Text extract:
A birthday celebration for Alcott is up next...

Thursday, November 29, 2007

I'm flattered...

Pirate Monkey's Harry Potter Personality Quiz
Harry Potter Personality Quiz
by Pirate Monkeys Inc.

I usually come out INTJ on the MBTI so this was a little bit of a surprise.

Thanks to Liz B. for the link.

(I haven't forgotten about the birthday celebration; it will go on for another couple of days..)

children's lit trifecta

Today is the birthday of Madeleine L'Engle, C.S. Lewis, and Louisa May Alcott. How great is that? I'm throwing them a party with excerpts from each of their most famous works. First, two meals in A Wrinkle in Time:

[this one's in Camazotz, and it haunted me for years...]
The table was set up in front of them, and the dark smocked men heaped their plates with turkey and dressing and mashed potatoes and gravy and little green peas with big yellow blobs of butter melting in them and cranberries and sweet potatoes topped with gooey browned marshmallows and olives and celery and rosebud radishes and--
Meg felt her stomach rumbling loudly. The saliva came to her mouth.
"Oh, Jeeminy--" Calvin mumbled.
Calvin took a bite. He chewed. He swallowed. He looked at Meg. "If this isn't real, it's the best imitation you'll ever get."
Charles Wallace took a bite, made a face, and spit out his mouthful. "It's unfair!" he shouted at the man.
Laughter again. "Go on, little fellow. Eat."
Meg sighed and sat. "I don't think we should eat this stuff, but if you're going to, I'd better, too." She took a mouthful. "It tastes all right. Try some of mine, Charles." She held out a forkful of turkey.
Charles Wallace took it, made another face, but managed to swallow. "Still tastes like sand," he said. (p. 119)

and later, on Ixchel:

"Meg!" Calvin said gaily. "You've never tasted such food in your life! Come and eat!"
Aunt Beast lifted Meg up onto the bench and sat down beside her, then heaped a plate with food, strange fruits and breads that tasted unlike anything Meg had ever eaten. Everything was dull and colorless and unappetizing to look at, and at first, even remembering the meal Aunt Beast had fed her the night before, Meg hesitated to taste, but once she had managed the first bite she ate eagerly; it seemed that she would never have her fill again." (p. 170)

This is a book full of food, from Mrs. Murry's Bunsen burner stews to the sandwiches (liverwurst and cream cheese, lettuce and tomato, tuna fish salad) eaten at midnight when the family first meets Mrs. Whatsit. When the travelers return at the end of the novel, moreover, they land in the broccoli in the twins' vegetable garden (to my mind, a better use of broccoli than more conventional ones). Next up, a meal or two from The Lion, the Witch, and the Wardrobe (once I find my copy...)

Excerpted data:
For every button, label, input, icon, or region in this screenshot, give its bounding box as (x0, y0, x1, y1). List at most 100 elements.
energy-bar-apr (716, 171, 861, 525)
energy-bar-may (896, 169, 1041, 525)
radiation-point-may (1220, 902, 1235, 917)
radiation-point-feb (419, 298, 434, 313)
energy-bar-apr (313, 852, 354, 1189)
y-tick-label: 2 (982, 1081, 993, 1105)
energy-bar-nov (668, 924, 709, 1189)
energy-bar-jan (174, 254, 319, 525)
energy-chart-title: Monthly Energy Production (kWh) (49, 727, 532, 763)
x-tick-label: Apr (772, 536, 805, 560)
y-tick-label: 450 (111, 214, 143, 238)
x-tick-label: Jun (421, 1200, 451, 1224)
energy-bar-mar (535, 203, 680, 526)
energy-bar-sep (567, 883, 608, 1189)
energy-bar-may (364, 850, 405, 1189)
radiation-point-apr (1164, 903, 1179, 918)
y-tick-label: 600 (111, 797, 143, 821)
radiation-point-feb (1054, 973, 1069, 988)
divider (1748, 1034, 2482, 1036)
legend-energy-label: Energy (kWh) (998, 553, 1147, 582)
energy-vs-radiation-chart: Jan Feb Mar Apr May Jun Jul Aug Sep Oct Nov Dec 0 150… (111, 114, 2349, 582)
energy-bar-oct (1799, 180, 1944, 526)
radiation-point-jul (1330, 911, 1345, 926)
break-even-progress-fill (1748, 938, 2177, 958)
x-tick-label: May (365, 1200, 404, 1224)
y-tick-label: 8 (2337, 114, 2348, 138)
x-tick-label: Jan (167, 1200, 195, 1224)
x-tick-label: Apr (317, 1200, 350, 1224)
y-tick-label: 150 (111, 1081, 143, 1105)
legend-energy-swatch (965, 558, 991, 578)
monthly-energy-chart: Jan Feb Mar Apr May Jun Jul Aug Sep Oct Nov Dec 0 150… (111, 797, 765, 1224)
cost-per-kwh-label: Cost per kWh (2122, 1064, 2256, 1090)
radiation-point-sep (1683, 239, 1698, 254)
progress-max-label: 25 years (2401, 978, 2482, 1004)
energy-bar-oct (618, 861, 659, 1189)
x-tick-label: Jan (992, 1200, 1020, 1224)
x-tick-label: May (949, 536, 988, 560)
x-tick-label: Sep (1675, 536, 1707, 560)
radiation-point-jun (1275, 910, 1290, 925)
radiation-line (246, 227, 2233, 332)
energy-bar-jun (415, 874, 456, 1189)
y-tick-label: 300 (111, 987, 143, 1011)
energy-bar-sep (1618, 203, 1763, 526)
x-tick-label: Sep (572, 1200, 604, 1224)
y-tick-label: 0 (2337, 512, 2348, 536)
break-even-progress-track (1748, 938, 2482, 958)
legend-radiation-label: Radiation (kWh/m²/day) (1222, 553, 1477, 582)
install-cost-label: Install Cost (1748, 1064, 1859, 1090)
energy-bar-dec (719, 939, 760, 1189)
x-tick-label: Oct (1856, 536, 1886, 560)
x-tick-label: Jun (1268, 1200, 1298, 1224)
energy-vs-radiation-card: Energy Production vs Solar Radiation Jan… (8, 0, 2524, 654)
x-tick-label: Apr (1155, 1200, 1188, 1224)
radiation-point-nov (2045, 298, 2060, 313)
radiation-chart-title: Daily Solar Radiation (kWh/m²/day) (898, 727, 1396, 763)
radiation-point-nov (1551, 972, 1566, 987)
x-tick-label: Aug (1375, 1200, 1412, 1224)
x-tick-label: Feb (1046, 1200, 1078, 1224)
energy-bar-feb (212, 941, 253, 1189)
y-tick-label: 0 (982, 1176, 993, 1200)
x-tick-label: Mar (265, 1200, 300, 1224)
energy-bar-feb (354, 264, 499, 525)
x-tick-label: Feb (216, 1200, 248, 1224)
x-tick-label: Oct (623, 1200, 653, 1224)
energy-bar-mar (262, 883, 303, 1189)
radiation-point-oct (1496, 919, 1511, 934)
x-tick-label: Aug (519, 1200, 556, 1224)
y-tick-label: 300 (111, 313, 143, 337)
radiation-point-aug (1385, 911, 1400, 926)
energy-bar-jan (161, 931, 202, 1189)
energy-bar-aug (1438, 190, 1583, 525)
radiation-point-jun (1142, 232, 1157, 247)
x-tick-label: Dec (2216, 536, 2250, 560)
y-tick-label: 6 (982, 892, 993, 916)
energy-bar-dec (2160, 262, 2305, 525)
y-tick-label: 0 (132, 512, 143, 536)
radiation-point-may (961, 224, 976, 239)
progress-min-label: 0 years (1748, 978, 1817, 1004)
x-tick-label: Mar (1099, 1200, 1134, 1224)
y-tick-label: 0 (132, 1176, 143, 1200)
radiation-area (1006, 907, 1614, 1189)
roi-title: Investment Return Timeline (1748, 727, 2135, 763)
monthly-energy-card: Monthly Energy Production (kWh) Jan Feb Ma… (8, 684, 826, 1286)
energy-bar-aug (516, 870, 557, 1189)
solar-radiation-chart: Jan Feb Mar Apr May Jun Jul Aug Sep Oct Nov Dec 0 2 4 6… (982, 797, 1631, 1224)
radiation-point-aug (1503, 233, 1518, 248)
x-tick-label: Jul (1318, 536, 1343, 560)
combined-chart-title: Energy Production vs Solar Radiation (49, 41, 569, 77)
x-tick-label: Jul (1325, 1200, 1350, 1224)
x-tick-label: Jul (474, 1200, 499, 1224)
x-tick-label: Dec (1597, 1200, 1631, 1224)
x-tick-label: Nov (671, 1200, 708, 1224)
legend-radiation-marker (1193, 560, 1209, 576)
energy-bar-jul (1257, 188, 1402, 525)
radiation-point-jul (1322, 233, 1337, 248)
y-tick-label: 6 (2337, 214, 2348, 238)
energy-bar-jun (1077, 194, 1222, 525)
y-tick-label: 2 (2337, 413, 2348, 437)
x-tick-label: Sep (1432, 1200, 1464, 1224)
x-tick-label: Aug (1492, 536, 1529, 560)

Exercise set:
- 1) According to the blog post, whose birthdays fall on the day of the celebration?
- 2) Say whether each statement agrees with the blog post, and back each answer with the text's own words. (a) Charles Wallace says the food in Camazotz tastes like sand. (b) When the travelers return, they land in a flower garden. (c) The writer already has a copy of The Lion, the Witch, and the Wardrobe at hand.
- 3) Update the part of the blog post starting with "I'm flattered..." and going on through "for the link.", with "shock" replacing "surprise".

Solutions to each task:
- 1) Madeleine L'Engle, C.S. Lewis, and Louisa May Alcott.

- 2)
(a) Yes: "Still tastes like sand," he said.
(b) No: "they land in the broccoli in the twins' vegetable garden"
(c) No: "(once I find my copy...)"

- 3)
I'm flattered...

Pirate Monkey's Harry Potter Personality Quiz
Harry Potter Personality Quiz
by Pirate Monkeys Inc.

I usually come out INTJ on the MBTI so this was a little bit of a shock.

Thanks to Liz B. for the link.